▸ **RECORDS SUPPLIED**:
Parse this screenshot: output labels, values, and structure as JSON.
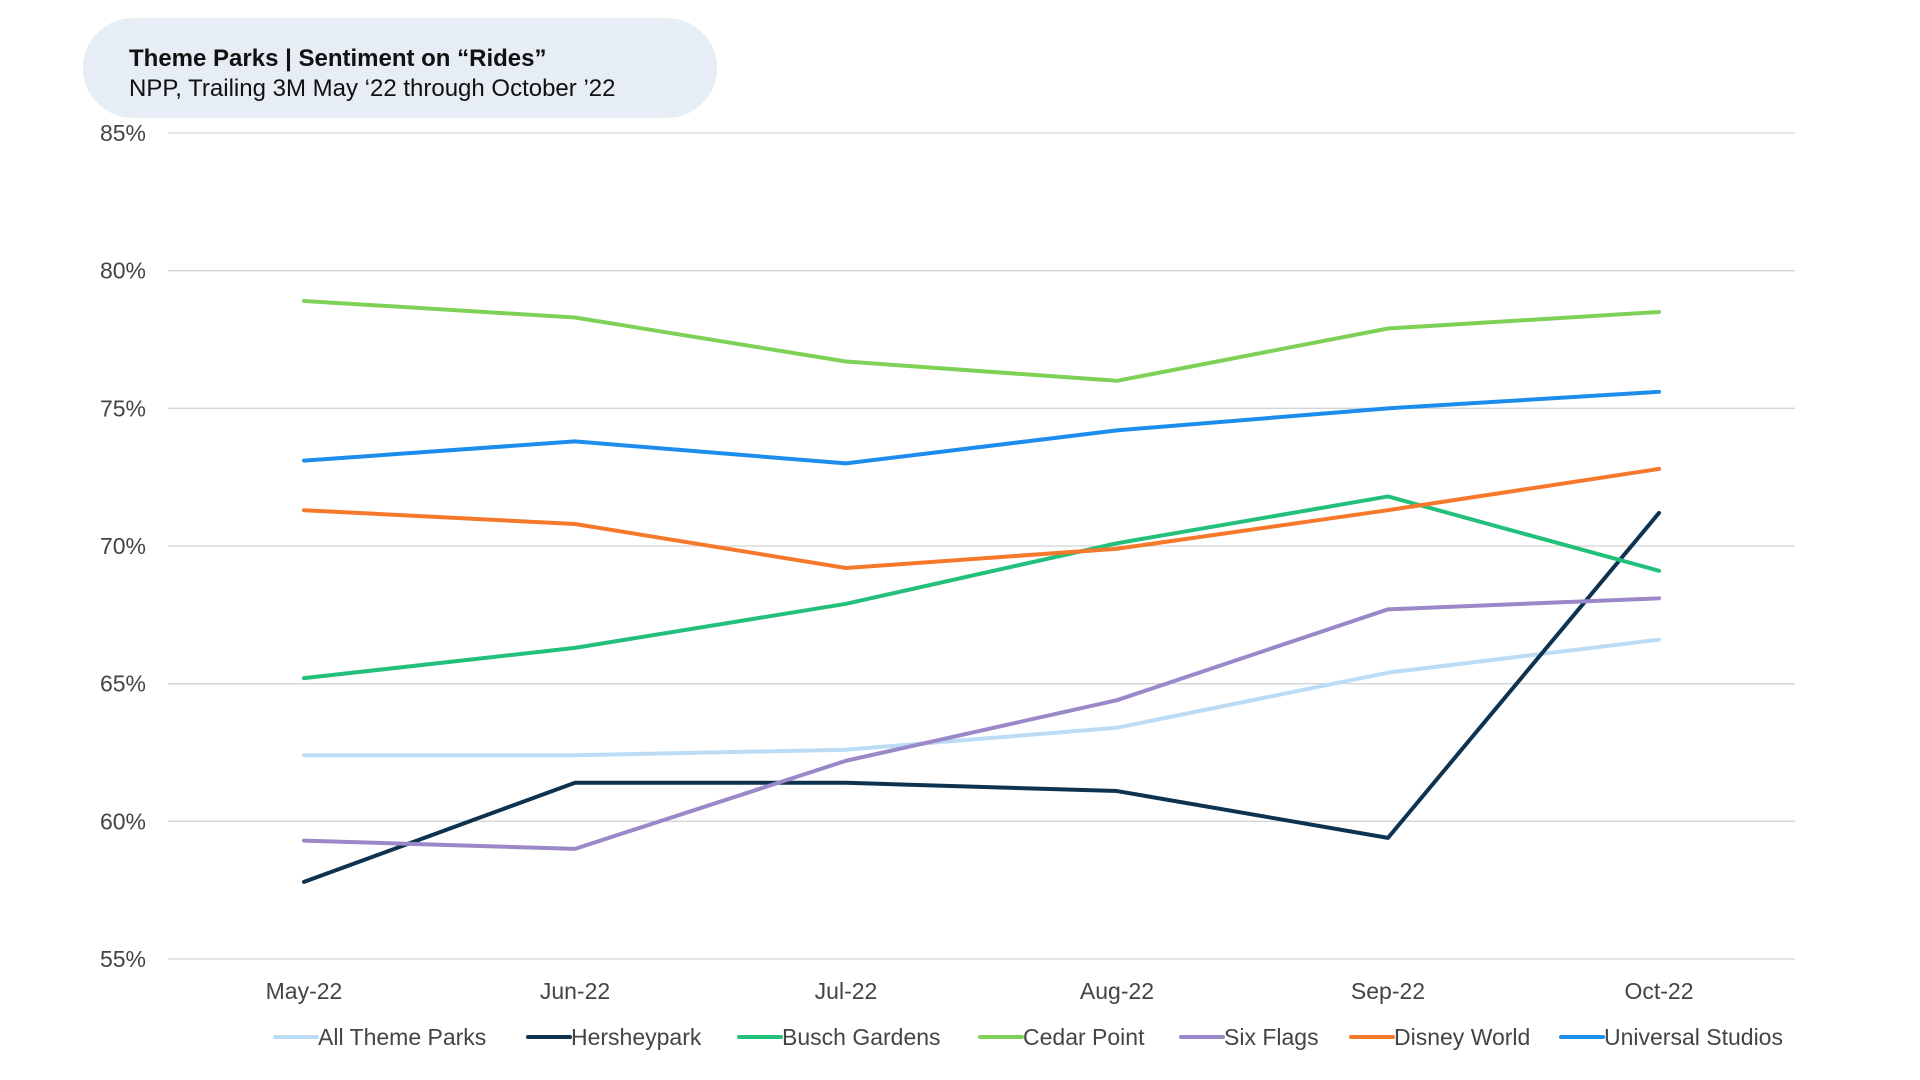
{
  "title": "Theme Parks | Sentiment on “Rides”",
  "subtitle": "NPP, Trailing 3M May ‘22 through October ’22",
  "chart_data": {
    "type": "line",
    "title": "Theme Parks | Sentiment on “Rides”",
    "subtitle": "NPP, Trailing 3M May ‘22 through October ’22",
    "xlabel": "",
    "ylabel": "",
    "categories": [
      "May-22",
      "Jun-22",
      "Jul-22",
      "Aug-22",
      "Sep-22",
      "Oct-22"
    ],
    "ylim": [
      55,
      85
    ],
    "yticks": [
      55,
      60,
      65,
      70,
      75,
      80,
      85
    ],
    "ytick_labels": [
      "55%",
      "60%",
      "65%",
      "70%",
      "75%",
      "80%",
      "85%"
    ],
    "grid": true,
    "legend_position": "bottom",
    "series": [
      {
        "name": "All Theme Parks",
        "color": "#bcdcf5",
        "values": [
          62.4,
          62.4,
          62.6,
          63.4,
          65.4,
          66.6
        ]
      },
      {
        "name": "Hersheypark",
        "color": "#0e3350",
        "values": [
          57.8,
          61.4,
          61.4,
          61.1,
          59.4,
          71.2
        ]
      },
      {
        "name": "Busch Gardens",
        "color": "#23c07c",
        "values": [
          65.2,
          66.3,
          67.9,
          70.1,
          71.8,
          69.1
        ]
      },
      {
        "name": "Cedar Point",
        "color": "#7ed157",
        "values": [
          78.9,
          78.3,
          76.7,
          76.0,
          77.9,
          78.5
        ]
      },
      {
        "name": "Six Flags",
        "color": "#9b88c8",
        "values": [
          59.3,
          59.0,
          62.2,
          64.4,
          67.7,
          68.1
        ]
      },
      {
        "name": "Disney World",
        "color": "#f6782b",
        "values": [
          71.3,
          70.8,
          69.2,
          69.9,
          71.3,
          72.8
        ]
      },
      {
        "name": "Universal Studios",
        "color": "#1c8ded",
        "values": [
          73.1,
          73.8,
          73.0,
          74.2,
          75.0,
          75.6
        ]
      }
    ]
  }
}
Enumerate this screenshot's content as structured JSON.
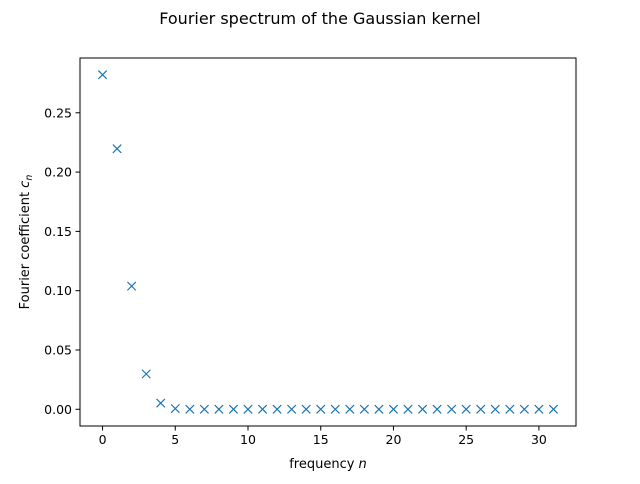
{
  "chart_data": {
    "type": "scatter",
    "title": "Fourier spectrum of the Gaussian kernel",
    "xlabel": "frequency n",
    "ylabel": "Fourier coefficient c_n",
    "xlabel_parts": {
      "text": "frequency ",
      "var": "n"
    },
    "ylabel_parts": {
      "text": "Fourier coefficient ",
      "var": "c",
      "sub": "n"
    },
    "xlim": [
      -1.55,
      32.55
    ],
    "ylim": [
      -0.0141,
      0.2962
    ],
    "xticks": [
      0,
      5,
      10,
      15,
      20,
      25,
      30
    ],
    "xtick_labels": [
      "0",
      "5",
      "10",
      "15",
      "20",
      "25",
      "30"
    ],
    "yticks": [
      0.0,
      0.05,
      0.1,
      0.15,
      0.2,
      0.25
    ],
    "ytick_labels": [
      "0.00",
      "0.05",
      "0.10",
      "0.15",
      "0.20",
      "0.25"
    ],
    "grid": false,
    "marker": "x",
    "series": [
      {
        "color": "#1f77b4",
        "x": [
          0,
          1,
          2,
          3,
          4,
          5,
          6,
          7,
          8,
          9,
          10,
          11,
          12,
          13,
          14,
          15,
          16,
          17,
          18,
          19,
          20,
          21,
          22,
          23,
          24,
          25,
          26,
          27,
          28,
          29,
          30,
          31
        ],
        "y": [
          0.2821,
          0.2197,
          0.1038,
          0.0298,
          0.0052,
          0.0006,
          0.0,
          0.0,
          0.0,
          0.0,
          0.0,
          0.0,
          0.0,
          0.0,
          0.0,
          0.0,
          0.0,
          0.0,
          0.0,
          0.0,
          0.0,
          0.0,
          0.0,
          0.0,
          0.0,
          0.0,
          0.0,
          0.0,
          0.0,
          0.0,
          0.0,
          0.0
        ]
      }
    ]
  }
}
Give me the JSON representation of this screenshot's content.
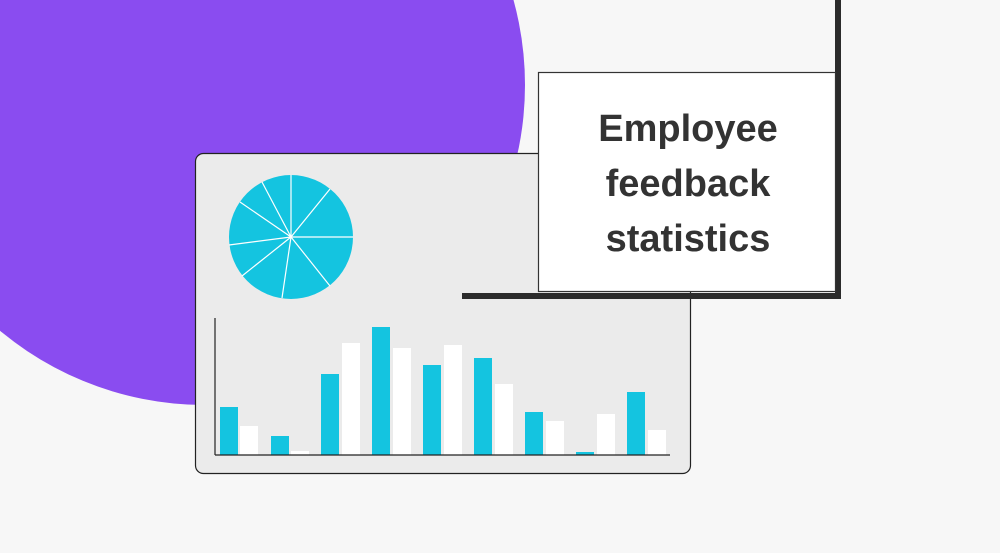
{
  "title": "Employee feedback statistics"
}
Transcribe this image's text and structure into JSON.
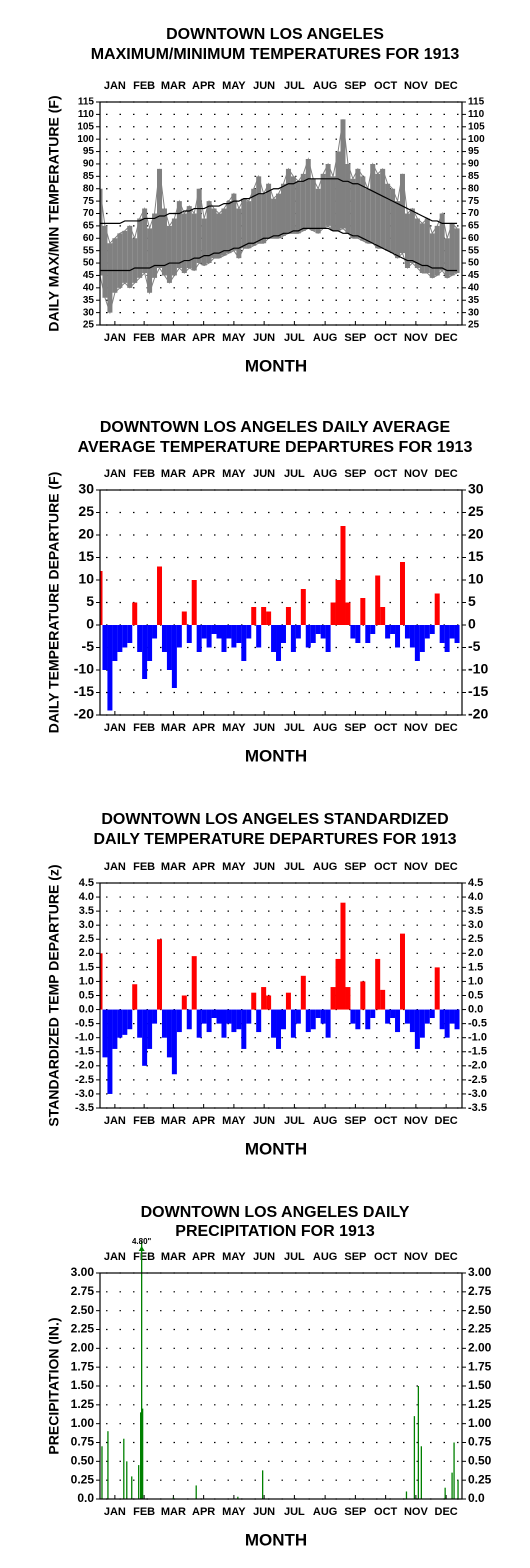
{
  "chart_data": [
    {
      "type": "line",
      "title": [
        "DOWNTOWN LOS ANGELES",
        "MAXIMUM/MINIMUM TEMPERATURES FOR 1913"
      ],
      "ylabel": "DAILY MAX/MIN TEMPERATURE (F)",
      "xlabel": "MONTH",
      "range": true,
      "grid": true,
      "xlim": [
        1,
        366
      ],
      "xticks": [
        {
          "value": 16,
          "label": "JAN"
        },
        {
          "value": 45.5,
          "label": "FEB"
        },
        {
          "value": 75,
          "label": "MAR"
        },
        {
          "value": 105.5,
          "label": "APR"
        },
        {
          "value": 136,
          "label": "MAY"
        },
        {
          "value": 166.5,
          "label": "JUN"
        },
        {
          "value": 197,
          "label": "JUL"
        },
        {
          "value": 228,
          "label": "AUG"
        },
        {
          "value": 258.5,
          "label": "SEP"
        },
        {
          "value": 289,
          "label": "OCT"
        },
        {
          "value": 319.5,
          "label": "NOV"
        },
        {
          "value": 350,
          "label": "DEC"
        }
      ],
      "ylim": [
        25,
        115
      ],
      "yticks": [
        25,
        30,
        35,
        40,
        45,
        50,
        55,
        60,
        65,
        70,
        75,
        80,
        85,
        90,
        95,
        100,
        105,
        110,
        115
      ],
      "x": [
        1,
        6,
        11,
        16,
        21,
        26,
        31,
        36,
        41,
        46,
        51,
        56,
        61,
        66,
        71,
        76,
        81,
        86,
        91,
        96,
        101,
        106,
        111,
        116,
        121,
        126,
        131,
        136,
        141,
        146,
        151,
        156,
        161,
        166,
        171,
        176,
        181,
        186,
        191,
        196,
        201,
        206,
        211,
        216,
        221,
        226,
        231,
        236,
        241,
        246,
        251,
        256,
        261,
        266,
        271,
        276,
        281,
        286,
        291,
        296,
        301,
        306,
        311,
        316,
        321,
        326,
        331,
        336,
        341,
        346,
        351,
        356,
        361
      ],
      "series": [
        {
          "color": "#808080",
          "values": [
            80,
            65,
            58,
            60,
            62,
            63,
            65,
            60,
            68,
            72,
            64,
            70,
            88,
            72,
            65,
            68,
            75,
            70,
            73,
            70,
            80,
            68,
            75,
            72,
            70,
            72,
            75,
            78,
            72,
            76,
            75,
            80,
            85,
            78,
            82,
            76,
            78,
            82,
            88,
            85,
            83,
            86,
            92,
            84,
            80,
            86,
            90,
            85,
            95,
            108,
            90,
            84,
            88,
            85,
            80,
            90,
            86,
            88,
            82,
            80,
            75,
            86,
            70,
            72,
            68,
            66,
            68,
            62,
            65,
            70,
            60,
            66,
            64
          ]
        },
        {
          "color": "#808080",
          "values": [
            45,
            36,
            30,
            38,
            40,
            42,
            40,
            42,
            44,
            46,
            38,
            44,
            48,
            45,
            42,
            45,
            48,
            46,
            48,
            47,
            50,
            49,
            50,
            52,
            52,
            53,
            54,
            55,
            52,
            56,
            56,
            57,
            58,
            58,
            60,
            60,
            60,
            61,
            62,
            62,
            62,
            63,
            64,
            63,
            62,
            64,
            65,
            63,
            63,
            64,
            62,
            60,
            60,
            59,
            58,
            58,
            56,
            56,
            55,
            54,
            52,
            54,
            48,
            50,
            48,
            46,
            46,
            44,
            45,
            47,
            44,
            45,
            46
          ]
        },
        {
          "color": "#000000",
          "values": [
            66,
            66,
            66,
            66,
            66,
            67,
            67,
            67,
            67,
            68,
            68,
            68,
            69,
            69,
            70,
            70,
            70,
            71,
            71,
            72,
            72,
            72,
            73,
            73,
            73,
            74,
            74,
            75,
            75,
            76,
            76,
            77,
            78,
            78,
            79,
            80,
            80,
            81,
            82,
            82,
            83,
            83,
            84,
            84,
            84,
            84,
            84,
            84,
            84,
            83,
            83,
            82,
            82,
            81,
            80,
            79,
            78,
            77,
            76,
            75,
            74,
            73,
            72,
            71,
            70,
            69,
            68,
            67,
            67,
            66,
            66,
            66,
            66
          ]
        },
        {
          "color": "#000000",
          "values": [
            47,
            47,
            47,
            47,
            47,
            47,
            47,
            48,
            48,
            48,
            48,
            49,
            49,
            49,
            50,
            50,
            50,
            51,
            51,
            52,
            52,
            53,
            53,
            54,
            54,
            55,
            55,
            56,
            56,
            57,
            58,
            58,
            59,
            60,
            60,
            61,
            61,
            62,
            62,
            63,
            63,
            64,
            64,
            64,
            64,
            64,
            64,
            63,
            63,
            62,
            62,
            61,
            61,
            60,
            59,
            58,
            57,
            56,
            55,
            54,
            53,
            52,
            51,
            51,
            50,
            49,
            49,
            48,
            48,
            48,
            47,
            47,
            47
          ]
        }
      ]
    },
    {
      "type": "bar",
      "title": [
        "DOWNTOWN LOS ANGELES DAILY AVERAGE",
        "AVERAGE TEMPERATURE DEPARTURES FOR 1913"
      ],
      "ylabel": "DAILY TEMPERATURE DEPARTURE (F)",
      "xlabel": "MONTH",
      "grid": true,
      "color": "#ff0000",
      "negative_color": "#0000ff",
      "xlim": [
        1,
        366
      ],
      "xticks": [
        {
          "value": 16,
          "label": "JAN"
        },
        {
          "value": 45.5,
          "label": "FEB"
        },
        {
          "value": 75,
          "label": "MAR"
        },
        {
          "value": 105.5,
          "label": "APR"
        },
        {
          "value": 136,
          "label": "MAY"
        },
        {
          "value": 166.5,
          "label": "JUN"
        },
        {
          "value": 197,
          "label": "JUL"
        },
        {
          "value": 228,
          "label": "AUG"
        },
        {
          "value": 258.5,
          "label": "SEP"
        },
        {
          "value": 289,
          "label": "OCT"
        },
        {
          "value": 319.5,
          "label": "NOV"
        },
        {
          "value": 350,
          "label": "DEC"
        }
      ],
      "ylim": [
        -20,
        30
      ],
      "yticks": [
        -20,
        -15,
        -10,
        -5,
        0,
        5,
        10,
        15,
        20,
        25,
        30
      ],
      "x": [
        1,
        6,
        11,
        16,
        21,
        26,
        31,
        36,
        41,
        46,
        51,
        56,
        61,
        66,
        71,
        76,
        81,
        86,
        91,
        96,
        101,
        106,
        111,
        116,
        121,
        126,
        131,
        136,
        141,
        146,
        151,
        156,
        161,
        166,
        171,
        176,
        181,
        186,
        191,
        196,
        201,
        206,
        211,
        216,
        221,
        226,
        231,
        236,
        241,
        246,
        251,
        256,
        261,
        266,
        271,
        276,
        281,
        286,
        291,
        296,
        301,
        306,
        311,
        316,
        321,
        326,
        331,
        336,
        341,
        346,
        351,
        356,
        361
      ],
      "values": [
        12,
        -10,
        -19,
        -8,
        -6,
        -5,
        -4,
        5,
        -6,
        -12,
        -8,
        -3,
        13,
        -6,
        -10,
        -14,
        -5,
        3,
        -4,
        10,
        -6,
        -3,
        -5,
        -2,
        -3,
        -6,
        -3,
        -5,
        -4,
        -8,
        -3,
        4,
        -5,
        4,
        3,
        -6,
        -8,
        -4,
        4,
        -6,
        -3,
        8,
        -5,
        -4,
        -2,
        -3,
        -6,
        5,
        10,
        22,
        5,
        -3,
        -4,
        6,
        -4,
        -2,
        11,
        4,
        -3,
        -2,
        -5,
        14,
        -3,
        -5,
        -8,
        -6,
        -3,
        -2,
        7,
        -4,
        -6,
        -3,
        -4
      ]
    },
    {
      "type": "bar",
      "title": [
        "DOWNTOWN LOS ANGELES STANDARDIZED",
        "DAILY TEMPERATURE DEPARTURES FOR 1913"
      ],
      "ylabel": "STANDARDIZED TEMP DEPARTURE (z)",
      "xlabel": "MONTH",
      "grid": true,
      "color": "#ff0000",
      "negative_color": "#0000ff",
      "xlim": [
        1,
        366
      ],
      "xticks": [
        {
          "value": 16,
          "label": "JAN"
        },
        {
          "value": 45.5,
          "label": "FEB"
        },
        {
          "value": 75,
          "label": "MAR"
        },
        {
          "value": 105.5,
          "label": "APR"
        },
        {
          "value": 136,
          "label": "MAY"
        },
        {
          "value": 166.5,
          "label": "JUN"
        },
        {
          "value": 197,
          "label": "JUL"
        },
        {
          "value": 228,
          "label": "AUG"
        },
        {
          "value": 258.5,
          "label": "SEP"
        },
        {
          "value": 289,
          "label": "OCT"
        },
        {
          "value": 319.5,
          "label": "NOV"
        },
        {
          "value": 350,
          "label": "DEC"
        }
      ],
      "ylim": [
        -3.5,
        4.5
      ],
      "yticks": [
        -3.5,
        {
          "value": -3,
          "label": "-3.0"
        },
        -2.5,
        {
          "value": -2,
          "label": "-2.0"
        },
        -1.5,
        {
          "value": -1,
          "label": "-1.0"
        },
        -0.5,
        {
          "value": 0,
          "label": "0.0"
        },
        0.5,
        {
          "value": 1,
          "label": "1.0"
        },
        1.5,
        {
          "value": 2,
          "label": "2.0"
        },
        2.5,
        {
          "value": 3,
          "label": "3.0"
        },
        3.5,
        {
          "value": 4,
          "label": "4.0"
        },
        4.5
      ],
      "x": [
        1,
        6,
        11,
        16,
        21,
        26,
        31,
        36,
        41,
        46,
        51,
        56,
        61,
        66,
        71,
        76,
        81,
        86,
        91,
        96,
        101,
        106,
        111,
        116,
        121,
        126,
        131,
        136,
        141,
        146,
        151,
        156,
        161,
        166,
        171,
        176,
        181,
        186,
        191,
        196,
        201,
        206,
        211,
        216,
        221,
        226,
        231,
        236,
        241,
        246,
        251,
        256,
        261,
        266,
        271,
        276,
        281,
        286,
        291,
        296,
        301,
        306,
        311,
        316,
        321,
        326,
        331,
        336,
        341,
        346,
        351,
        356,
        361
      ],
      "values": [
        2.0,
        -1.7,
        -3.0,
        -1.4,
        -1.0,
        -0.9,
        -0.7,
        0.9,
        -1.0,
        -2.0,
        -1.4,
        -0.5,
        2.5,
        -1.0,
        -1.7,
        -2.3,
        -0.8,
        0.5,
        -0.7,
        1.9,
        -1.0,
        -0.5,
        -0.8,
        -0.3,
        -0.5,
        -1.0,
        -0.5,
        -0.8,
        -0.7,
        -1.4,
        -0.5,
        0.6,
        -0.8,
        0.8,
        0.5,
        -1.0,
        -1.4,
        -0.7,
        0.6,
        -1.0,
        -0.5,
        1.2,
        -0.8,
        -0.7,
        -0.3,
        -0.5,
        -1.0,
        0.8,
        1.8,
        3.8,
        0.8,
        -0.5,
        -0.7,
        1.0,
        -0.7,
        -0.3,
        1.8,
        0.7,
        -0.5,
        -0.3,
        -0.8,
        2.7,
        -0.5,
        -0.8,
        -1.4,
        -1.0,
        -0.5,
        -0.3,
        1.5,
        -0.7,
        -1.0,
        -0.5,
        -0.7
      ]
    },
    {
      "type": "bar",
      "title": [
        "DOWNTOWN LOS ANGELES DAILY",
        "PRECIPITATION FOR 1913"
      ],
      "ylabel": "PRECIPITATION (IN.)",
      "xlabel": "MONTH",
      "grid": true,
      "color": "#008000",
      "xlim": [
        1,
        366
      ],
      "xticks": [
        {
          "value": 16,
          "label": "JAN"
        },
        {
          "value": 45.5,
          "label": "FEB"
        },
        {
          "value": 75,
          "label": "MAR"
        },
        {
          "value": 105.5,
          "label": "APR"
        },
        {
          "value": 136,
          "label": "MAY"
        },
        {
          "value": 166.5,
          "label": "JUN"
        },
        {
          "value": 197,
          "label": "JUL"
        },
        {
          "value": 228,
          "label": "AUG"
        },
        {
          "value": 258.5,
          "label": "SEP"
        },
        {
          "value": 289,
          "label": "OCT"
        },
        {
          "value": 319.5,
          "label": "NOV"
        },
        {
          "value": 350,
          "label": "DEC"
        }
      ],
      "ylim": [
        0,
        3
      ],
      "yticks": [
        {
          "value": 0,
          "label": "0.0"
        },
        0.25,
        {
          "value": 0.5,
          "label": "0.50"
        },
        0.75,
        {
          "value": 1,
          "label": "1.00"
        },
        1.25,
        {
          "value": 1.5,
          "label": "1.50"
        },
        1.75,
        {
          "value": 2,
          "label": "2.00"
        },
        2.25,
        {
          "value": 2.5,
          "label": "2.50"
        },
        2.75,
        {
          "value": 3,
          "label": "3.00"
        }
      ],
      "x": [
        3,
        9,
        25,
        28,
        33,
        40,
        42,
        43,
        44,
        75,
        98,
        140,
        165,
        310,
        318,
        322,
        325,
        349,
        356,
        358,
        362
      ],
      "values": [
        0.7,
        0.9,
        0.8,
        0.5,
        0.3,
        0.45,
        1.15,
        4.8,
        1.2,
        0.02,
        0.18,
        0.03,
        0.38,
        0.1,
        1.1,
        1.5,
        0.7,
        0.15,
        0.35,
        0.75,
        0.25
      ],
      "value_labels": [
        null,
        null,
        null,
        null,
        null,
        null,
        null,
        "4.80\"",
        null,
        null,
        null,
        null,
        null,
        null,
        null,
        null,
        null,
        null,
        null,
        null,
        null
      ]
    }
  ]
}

▸ **TASK STATEMENT**:
Gather up every line in the data above that contains the word "coefficient", copying each one.

▸ **SOLUTION FOR THIS PROBLEM**:
    "ylabel": "Fourier coefficient c_n",
      "text": "Fourier coefficient ",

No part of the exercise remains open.